**WHAT YOU ARE ASKED TO DO:** Extract all of the data and reproduce it precisely.

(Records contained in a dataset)

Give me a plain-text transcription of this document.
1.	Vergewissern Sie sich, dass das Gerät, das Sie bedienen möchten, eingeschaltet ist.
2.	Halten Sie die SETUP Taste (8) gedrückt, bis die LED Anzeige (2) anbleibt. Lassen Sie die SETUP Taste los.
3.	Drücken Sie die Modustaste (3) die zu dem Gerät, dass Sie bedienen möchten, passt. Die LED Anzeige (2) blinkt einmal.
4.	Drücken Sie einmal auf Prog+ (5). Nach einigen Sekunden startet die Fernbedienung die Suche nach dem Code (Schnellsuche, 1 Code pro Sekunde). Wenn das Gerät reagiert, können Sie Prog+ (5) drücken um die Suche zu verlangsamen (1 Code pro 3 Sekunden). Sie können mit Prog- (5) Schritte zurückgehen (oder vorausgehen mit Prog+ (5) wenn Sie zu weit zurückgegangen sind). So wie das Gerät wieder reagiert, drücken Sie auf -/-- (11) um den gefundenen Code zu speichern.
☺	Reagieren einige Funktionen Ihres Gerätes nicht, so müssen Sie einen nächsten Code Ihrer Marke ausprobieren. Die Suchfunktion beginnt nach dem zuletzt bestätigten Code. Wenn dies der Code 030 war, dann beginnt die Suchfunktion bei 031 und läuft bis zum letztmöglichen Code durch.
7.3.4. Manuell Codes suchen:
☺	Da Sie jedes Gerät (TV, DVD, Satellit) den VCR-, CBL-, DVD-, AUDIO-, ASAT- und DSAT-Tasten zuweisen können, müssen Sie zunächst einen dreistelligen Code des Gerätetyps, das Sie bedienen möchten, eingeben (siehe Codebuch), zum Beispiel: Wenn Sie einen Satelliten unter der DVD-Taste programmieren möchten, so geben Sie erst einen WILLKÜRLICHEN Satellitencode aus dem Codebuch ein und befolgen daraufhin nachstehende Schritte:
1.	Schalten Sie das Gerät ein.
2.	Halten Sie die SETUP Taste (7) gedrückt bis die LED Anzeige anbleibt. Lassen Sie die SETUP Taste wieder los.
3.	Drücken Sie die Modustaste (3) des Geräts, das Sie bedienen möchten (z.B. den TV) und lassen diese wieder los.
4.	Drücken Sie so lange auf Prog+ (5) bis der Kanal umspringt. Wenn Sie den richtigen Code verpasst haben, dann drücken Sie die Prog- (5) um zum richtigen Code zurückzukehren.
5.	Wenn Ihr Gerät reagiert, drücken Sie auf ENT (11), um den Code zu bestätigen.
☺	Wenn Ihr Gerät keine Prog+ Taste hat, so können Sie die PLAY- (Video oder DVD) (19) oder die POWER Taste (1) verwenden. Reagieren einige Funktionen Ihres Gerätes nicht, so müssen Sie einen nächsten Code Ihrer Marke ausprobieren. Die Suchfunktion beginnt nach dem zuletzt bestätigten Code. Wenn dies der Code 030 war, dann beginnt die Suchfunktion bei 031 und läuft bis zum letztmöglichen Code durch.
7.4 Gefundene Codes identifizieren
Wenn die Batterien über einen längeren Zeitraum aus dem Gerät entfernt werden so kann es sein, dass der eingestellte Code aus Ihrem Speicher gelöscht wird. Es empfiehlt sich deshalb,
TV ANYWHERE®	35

**SOLUTION:**
Give me a plain-text transcription of this document.
1.	Vergewissern Sie sich, dass das Gerät, das Sie bedienen möchten, eingeschaltet ist.
2.	Halten Sie die SETUP Taste (8) gedrückt, bis die LED Anzeige (2) anbleibt. Lassen Sie die SETUP Taste los.
3.	Drücken Sie die Modustaste (3) die zu dem Gerät, dass Sie bedienen möchten, passt. Die LED Anzeige (2) blinkt einmal.
4.	Drücken Sie einmal auf Prog+ (5). Nach einigen Sekunden startet die Fernbedienung die Suche nach dem Code (Schnellsuche, 1 Code pro Sekunde). Wenn das Gerät reagiert, können Sie Prog+ (5) drücken um die Suche zu verlangsamen (1 Code pro 3 Sekunden). Sie können mit Prog- (5) Schritte zurückgehen (oder vorausgehen mit Prog+ (5) wenn Sie zu weit zurückgegangen sind). So wie das Gerät wieder reagiert, drücken Sie auf -/-- (11) um den gefundenen Code zu speichern.
☺	Reagieren einige Funktionen Ihres Gerätes nicht, so müssen Sie einen nächsten Code Ihrer Marke ausprobieren. Die Suchfunktion beginnt nach dem zuletzt bestätigten Code. Wenn dies der Code 030 war, dann beginnt die Suchfunktion bei 031 und läuft bis zum letztmöglichen Code durch.
7.3.4. Manuell Codes suchen:
☺	Da Sie jedes Gerät (TV, DVD, Satellit) den VCR-, CBL-, DVD-, AUDIO-, ASAT- und DSAT-Tasten zuweisen können, müssen Sie zunächst einen dreistelligen Code des Gerätetyps, das Sie bedienen möchten, eingeben (siehe Codebuch), zum Beispiel: Wenn Sie einen Satelliten unter der DVD-Taste programmieren möchten, so geben Sie erst einen WILLKÜRLICHEN Satellitencode aus dem Codebuch ein und befolgen daraufhin nachstehende Schritte:
1.	Schalten Sie das Gerät ein.
2.	Halten Sie die SETUP Taste (7) gedrückt bis die LED Anzeige anbleibt. Lassen Sie die SETUP Taste wieder los.
3.	Drücken Sie die Modustaste (3) des Geräts, das Sie bedienen möchten (z.B. den TV) und lassen diese wieder los.
4.	Drücken Sie so lange auf Prog+ (5) bis der Kanal umspringt. Wenn Sie den richtigen Code verpasst haben, dann drücken Sie die Prog- (5) um zum richtigen Code zurückzukehren.
5.	Wenn Ihr Gerät reagiert, drücken Sie auf ENT (11), um den Code zu bestätigen.
☺	Wenn Ihr Gerät keine Prog+ Taste hat, so können Sie die PLAY- (Video oder DVD) (19) oder die POWER Taste (1) verwenden. Reagieren einige Funktionen Ihres Gerätes nicht, so müssen Sie einen nächsten Code Ihrer Marke ausprobieren. Die Suchfunktion beginnt nach dem zuletzt bestätigten Code. Wenn dies der Code 030 war, dann beginnt die Suchfunktion bei 031 und läuft bis zum letztmöglichen Code durch.
7.4 Gefundene Codes identifizieren
Wenn die Batterien über einen längeren Zeitraum aus dem Gerät entfernt werden so kann es sein, dass der eingestellte Code aus Ihrem Speicher gelöscht wird. Es empfiehlt sich deshalb,
TV ANYWHERE®	35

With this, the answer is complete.